··· Texto del artículo ···

SE DESPLAZA EL CENTRO DE GRAVEDAD DE LOS ASUNTOS INTERNACIONALES
Artículo de HENRY KISSINGER, Ex secretario de Estado -responsable de la política exterior- de los Estados Unidos, en “ABC” del 29/07/2004
Por su interés y relevancia, he seleccionado el artículo que sigue para incluirlo en este sitio web. (L. B.-B.)
El formateado es mío (L. B.-B.)
Bien podría
ser, cuando se escriba la historia de este periodo, que los titulares del día
-Irak y las controversias que ha despertado- palidezcan en comparación con otras
convulsiones tectónicas internacionales que marcan nuestra época.
El centro de
gravedad de los asuntos mundiales se está moviendo hacia el Pacífico, y casi
todos los actores principales de la escena internacional están definiendo sus
nuevos papeles.
Esta transformación tiene que ver tanto con los conceptos como con el poder. Las
relaciones con Europa son ejemplo de ello. Las diferencias respecto a Irak son
graves y de peso, a pesar de que ambos bandos están intentando acortar
distancias. Pero hay una causa más básica que es estructural e incluso
filosófica: la progresiva erosión del Estado nacional europeo que ha sido la
base de la política internacional y el foco de las lealtades políticas desde el
siglo XVII. Los dirigentes europeos emplean más tiempo en los asuntos de la
unificación europea que en ningún otro. Y estos asuntos no incluyen solamente
diplomacia tradicional, sino arreglos constitucionales altamente esotéricos.
Debido a que las rivalidades históricas de Europa se han civilizado y
transformado en un consenso interno, los diplomáticos europeos intentan emplear
esta nueva experiencia nacional en el ruedo internacional.
Insisten en que el
recurso de la fuerza militar solamente es legítimo si está sancionado por el
Consejo de Seguridad de la ONU. La propuesta de que la alianza no supone
obligaciones especiales habría causado escalofríos a los estadistas europeos si
EE.UU. la hubiera aplicado a la crisis de Berlín en la Guerra Fría.
En cambio, Estados Unidos sigue siendo un Estado nacional tradicional, empeñado
en su libertad soberana de acción. Europa, a pesar de que abrace la cultura
popular estadounidense, tiende casi inconscientemente a identificarse a sí misma
políticamente con lo que no es americano. A falta de un interés nacional
europeo, que aún está por definir, estas actitudes no estatales hacia las
relaciones internacionales están empezando a estar profundamente integradas en
la opinión pública europea. Los atlantistas crónicos están cada vez más
preocupados por si el aspecto no estatal de la unificación europea se podrá
reconciliar plenamente alguna vez con la experiencia de un país movido por
conceptos de Estado o por un concepto de alianza según la idea tradicional.

···

_Tarea 1_: Convierte en una lista numerada las líneas de las entradas, desde la primera hasta la que contiene "power-cell — [193, 223, 195, 225]", ambas incluidas. Deja fuera las líneas en blanco.
El artículo y las entradas son materiales independientes entre sí.

··· Datos aportados ···

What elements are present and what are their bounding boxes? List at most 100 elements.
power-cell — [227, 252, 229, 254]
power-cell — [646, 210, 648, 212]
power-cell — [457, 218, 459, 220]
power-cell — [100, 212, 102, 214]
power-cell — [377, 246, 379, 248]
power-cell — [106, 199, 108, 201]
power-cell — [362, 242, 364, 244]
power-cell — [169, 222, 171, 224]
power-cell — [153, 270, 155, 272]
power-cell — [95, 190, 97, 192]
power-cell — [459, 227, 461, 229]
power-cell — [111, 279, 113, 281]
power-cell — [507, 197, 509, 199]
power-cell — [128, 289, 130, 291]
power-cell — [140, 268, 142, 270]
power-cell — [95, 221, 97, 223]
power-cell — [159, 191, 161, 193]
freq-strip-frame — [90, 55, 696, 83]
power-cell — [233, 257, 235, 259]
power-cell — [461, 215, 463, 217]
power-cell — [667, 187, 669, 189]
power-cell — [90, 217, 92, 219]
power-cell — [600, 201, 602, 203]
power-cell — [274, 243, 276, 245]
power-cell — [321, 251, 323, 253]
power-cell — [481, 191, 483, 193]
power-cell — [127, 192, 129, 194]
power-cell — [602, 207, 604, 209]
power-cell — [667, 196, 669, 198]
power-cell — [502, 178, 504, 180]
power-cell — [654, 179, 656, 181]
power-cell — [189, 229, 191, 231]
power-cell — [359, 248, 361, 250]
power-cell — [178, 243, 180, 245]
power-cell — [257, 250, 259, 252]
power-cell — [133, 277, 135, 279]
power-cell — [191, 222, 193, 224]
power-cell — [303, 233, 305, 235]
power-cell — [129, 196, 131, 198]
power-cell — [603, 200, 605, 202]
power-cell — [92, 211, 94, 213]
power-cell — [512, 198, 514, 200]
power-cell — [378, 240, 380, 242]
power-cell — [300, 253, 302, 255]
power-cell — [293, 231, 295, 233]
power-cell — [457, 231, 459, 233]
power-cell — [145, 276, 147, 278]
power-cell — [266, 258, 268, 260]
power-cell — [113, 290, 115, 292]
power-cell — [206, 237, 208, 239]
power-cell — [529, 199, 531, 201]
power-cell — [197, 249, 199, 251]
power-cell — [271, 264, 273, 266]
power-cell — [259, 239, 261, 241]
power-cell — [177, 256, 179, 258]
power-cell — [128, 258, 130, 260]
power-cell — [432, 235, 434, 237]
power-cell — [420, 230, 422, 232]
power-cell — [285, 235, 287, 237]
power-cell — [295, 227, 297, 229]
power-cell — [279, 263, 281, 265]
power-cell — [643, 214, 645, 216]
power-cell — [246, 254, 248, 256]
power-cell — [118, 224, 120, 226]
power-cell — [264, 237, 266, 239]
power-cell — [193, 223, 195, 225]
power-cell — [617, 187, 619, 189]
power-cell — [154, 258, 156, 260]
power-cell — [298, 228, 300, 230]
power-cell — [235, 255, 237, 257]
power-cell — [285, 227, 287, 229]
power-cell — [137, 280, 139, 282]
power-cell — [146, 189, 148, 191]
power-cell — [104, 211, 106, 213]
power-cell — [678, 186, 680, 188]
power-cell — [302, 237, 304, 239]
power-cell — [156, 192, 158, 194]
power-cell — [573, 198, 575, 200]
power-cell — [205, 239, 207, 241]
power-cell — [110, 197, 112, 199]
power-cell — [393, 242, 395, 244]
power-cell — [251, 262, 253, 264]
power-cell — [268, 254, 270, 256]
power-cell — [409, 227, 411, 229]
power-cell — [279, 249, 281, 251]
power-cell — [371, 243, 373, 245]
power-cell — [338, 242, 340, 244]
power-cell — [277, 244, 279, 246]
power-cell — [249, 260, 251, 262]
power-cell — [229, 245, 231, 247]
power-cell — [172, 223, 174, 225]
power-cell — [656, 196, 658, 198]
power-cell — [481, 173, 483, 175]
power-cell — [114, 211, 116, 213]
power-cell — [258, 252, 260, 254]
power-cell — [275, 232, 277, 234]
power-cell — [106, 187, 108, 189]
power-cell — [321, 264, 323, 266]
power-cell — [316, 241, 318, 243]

···

_Tarea 2_: Resume en forma de lista el párrafo del artículo que empieza con "En cambio, Estados Unidos" y conserva sus datos principales.

_Respuesta 1_:
1. What elements are present and what are their bounding boxes? List at most 100 elements.
2. power-cell — [227, 252, 229, 254]
3. power-cell — [646, 210, 648, 212]
4. power-cell — [457, 218, 459, 220]
5. power-cell — [100, 212, 102, 214]
6. power-cell — [377, 246, 379, 248]
7. power-cell — [106, 199, 108, 201]
8. power-cell — [362, 242, 364, 244]
9. power-cell — [169, 222, 171, 224]
10. power-cell — [153, 270, 155, 272]
11. power-cell — [95, 190, 97, 192]
12. power-cell — [459, 227, 461, 229]
13. power-cell — [111, 279, 113, 281]
14. power-cell — [507, 197, 509, 199]
15. power-cell — [128, 289, 130, 291]
16. power-cell — [140, 268, 142, 270]
17. power-cell — [95, 221, 97, 223]
18. power-cell — [159, 191, 161, 193]
19. freq-strip-frame — [90, 55, 696, 83]
20. power-cell — [233, 257, 235, 259]
21. power-cell — [461, 215, 463, 217]
22. power-cell — [667, 187, 669, 189]
23. power-cell — [90, 217, 92, 219]
24. power-cell — [600, 201, 602, 203]
25. power-cell — [274, 243, 276, 245]
26. power-cell — [321, 251, 323, 253]
27. power-cell — [481, 191, 483, 193]
28. power-cell — [127, 192, 129, 194]
29. power-cell — [602, 207, 604, 209]
30. power-cell — [667, 196, 669, 198]
31. power-cell — [502, 178, 504, 180]
32. power-cell — [654, 179, 656, 181]
33. power-cell — [189, 229, 191, 231]
34. power-cell — [359, 248, 361, 250]
35. power-cell — [178, 243, 180, 245]
36. power-cell — [257, 250, 259, 252]
37. power-cell — [133, 277, 135, 279]
38. power-cell — [191, 222, 193, 224]
39. power-cell — [303, 233, 305, 235]
40. power-cell — [129, 196, 131, 198]
41. power-cell — [603, 200, 605, 202]
42. power-cell — [92, 211, 94, 213]
43. power-cell — [512, 198, 514, 200]
44. power-cell — [378, 240, 380, 242]
45. power-cell — [300, 253, 302, 255]
46. power-cell — [293, 231, 295, 233]
47. power-cell — [457, 231, 459, 233]
48. power-cell — [145, 276, 147, 278]
49. power-cell — [266, 258, 268, 260]
50. power-cell — [113, 290, 115, 292]
51. power-cell — [206, 237, 208, 239]
52. power-cell — [529, 199, 531, 201]
53. power-cell — [197, 249, 199, 251]
54. power-cell — [271, 264, 273, 266]
55. power-cell — [259, 239, 261, 241]
56. power-cell — [177, 256, 179, 258]
57. power-cell — [128, 258, 130, 260]
58. power-cell — [432, 235, 434, 237]
59. power-cell — [420, 230, 422, 232]
60. power-cell — [285, 235, 287, 237]
61. power-cell — [295, 227, 297, 229]
62. power-cell — [279, 263, 281, 265]
63. power-cell — [643, 214, 645, 216]
64. power-cell — [246, 254, 248, 256]
65. power-cell — [118, 224, 120, 226]
66. power-cell — [264, 237, 266, 239]
67. power-cell — [193, 223, 195, 225]

_Respuesta 2_:
- Estados Unidos sigue siendo un Estado nacional tradicional, empeñado en su libertad soberana de acción.
- Europa abraza la cultura popular estadounidense, pero tiende casi sin darse cuenta a identificarse políticamente con lo que no es americano.
- Todavía no se ha definido un interés nacional europeo. Mientras tanto, estas actitudes no estatales hacia las relaciones internacionales empiezan a arraigar en la opinión pública europea.
- A los atlantistas de siempre les preocupa cada vez más que el lado no estatal de la unificación europea no llegue a encajar nunca con un país movido por conceptos de Estado o por la idea tradicional de alianza.